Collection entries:
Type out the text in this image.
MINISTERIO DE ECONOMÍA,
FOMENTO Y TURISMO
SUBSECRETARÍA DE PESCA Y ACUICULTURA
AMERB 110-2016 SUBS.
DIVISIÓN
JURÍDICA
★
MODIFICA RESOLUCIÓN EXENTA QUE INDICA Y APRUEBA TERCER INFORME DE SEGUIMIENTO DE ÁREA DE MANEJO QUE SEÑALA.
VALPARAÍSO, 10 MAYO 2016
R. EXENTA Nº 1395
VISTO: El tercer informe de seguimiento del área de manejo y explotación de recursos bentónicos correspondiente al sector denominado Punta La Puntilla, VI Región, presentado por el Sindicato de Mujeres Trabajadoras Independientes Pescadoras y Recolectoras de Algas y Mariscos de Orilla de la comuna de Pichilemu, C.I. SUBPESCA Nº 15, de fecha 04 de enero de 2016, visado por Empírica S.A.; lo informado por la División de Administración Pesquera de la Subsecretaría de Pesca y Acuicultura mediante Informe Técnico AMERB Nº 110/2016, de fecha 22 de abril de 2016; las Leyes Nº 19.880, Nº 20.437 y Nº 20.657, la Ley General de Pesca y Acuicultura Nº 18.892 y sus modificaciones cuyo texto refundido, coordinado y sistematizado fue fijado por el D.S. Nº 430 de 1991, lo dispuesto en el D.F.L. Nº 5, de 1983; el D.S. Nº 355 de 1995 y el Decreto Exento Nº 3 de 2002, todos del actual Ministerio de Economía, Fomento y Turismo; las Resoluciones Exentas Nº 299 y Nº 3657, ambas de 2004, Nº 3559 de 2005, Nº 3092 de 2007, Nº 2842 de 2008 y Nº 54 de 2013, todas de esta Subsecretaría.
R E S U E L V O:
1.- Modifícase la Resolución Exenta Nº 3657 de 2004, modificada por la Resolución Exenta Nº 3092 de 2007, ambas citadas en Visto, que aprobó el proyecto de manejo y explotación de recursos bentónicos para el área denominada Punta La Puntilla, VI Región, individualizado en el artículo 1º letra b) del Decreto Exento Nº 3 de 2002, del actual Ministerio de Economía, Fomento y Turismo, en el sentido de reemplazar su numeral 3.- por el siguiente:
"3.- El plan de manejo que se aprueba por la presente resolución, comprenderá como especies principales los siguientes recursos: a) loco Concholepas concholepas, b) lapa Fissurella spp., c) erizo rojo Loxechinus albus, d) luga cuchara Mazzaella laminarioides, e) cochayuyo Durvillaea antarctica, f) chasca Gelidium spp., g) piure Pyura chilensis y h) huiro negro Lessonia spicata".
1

# WHAT TO WORK ON
Repeat every record, keeping each word and mark exactly as it is.

# TASK OUTPUT
Type out the text in this image.
MINISTERIO DE ECONOMÍA,
FOMENTO Y TURISMO
SUBSECRETARÍA DE PESCA Y ACUICULTURA
AMERB 110-2016 SUBS.
DIVISIÓN
JURÍDICA
★
MODIFICA RESOLUCIÓN EXENTA QUE INDICA Y APRUEBA TERCER INFORME DE SEGUIMIENTO DE ÁREA DE MANEJO QUE SEÑALA.
VALPARAÍSO, 10 MAYO 2016
R. EXENTA Nº 1395
VISTO: El tercer informe de seguimiento del área de manejo y explotación de recursos bentónicos correspondiente al sector denominado Punta La Puntilla, VI Región, presentado por el Sindicato de Mujeres Trabajadoras Independientes Pescadoras y Recolectoras de Algas y Mariscos de Orilla de la comuna de Pichilemu, C.I. SUBPESCA Nº 15, de fecha 04 de enero de 2016, visado por Empírica S.A.; lo informado por la División de Administración Pesquera de la Subsecretaría de Pesca y Acuicultura mediante Informe Técnico AMERB Nº 110/2016, de fecha 22 de abril de 2016; las Leyes Nº 19.880, Nº 20.437 y Nº 20.657, la Ley General de Pesca y Acuicultura Nº 18.892 y sus modificaciones cuyo texto refundido, coordinado y sistematizado fue fijado por el D.S. Nº 430 de 1991, lo dispuesto en el D.F.L. Nº 5, de 1983; el D.S. Nº 355 de 1995 y el Decreto Exento Nº 3 de 2002, todos del actual Ministerio de Economía, Fomento y Turismo; las Resoluciones Exentas Nº 299 y Nº 3657, ambas de 2004, Nº 3559 de 2005, Nº 3092 de 2007, Nº 2842 de 2008 y Nº 54 de 2013, todas de esta Subsecretaría.
R E S U E L V O:
1.- Modifícase la Resolución Exenta Nº 3657 de 2004, modificada por la Resolución Exenta Nº 3092 de 2007, ambas citadas en Visto, que aprobó el proyecto de manejo y explotación de recursos bentónicos para el área denominada Punta La Puntilla, VI Región, individualizado en el artículo 1º letra b) del Decreto Exento Nº 3 de 2002, del actual Ministerio de Economía, Fomento y Turismo, en el sentido de reemplazar su numeral 3.- por el siguiente:
"3.- El plan de manejo que se aprueba por la presente resolución, comprenderá como especies principales los siguientes recursos: a) loco Concholepas concholepas, b) lapa Fissurella spp., c) erizo rojo Loxechinus albus, d) luga cuchara Mazzaella laminarioides, e) cochayuyo Durvillaea antarctica, f) chasca Gelidium spp., g) piure Pyura chilensis y h) huiro negro Lessonia spicata".
1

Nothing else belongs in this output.